That is what success in the stock market is really about.

When a market is in decline most people don't take action. They fail to recognize that the trend has changed on them or stubbornly think they are going to fight the market and just hold on in the face of losses, because they believe their positions will go up - because they have to.

The next thing you know their positions fall more and more and eventually they simply cannot take the losses anymore and sellout. They then admit the reality of the downtrend their stocks have been in and start to say that it is a bear market. The masses tend to do this together and that is why at real market bottoms almost everyone is bearish - but on the way down as they try to stay tough they convince themselves that the market is still bullish.

We saw this pattern play out to a tee back in May as the market topped out and fell for two months while the put/call ratios and VIX stayed subdued until the very end. People kept calling bottoms and holding on until Fannie Mae and Freddie Mac started to unwind. It was only then and over 200 points lower on the S&P 500 that fear came into the market - the type of fear that can put in a low and cause a rally.

And that market has rallied since that July low. But I am now worried now that the rally is near its end - if it has not ended already. And I know that hardly anyone is on guard for this. Few have taken profits on this rally. Few have said this is a bear market and I should use the rally to get out. Almost everyone is ignoring the reality of the bear market and the historical fact that the market's worst two months tend to be in September and October.

The market situation right now is very similar to what it was like in December and February. In both of those times the market put on a very short-lived bear market rally. During these rallies volume steadily declined just like it has right now. In fact last week was the lightest volume week of the year for the stock market. Both rallies ended with a lower high put in place. Last week the market rallied in the beginning of the week, but failed to break through it earlier August highs and turned down hard on Friday and Tuesday on higher volume.

**Material supplied:**
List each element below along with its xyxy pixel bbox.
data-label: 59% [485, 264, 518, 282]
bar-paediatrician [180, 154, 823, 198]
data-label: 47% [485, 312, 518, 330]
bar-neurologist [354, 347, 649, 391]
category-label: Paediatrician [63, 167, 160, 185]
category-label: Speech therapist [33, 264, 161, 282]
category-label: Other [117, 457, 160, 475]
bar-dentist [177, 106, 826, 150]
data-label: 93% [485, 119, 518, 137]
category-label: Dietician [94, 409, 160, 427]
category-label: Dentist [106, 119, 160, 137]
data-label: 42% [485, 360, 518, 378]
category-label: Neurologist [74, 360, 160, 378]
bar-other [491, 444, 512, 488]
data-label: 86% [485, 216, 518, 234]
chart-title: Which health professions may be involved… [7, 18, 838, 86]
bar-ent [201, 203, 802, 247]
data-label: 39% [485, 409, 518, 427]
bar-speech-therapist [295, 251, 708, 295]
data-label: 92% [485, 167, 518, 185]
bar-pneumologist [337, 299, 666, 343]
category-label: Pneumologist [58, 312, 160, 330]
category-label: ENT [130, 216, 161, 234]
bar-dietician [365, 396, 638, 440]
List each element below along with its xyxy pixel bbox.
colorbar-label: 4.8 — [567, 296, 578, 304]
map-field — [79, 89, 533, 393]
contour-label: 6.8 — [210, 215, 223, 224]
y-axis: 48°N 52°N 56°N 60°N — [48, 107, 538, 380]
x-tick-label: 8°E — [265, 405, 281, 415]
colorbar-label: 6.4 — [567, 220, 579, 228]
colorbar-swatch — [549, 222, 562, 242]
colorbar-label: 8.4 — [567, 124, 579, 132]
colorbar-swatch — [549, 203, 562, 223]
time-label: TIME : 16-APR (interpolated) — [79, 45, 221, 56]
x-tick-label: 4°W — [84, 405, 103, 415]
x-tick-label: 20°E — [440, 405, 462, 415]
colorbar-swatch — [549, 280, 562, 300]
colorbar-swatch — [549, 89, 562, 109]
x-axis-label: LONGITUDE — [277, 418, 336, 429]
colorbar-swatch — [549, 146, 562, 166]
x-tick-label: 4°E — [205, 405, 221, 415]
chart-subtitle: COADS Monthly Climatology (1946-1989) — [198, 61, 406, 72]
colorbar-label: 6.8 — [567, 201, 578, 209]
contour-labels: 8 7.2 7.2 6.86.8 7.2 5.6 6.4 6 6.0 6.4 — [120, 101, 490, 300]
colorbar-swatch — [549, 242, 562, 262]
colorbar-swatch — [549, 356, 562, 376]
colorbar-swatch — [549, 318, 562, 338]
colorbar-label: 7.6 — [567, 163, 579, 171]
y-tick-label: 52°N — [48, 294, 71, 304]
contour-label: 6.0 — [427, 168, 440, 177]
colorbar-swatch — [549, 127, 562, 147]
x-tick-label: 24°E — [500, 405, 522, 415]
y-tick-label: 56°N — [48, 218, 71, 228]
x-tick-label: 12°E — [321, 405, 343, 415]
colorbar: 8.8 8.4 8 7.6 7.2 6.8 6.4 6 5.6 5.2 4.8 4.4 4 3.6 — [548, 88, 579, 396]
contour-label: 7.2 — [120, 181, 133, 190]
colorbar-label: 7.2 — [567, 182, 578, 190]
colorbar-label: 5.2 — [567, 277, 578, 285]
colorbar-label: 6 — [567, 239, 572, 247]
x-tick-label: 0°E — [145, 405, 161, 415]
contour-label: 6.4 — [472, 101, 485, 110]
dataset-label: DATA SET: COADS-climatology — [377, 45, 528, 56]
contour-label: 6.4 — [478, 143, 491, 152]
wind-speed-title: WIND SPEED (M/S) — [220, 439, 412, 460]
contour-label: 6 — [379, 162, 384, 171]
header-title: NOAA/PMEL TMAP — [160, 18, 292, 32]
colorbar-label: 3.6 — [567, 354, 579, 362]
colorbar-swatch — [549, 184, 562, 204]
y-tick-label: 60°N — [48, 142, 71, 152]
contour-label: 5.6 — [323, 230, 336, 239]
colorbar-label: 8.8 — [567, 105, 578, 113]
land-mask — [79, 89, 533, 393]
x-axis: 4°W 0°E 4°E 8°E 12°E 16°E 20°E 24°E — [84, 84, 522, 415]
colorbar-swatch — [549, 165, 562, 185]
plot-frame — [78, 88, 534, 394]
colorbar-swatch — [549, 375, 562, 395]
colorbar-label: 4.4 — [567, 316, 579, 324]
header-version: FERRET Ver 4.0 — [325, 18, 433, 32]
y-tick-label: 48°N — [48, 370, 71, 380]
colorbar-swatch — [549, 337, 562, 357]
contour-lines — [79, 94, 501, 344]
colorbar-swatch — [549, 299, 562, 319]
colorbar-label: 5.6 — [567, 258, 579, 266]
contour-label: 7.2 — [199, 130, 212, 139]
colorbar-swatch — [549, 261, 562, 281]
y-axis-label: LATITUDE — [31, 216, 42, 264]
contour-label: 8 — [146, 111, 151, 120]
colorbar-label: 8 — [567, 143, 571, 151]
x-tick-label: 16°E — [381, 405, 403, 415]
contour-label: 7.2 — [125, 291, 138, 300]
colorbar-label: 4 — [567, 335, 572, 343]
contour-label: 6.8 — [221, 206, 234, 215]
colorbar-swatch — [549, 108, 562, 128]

**Problems to work on:**
#1 In the stock market commentary, what happened to trading volume during the short-lived bear market rallies in December and February?
#2 Go on with the stock market commentary, starting right after its last sentence.

**Results in order:**
#1 Volume steadily declined during those rallies.

#2
If it breaks its August lows then a confirmed double top will be put in place and you can expect to see substantially lower prices to follow. Right now you want to watch the 1260 level on the S&P 500. If the S&P 500 closes below this level then I'll take it as confirmation that the rally is over.

One thing worth noting is that the average bear market rally lasts 6-8 weeks. Last week marked week seven of the rally that began in July.

There are a lot of things to worry about now. For starters Fannie and Freddie Mac are on the verge of going to zero. According to Barclays Capital the two companies will have to raise $225 billion of short-term to debt over the next six weeks. Of course they won't be able to do that in the private markets with crashing stock prices.

That means that the first government $100 billion plus bailout of Freddie and Fannie is right around the corner. I don't think the stock market or the bond market will take that too kindly, because it will mean the government raising the white flag and announcing to the entire world that it will print any amount of money to bail out these two companies and with estimates for their losses to reach $500 billion to even a trillion that is a lot of money we are talking about. Economists are also estimating another $500 billion to trillion dollars will be spent by the FDIC to cover bank failures. Put the two figures together and you are talking about the government having to add over one trillion dollars to the deficit in the next year as a result of the credit crisis.

That's serious money printing. It means serious trouble for the economy and the stock market and most likely a huge explosion in gold prices once gold gets it footing.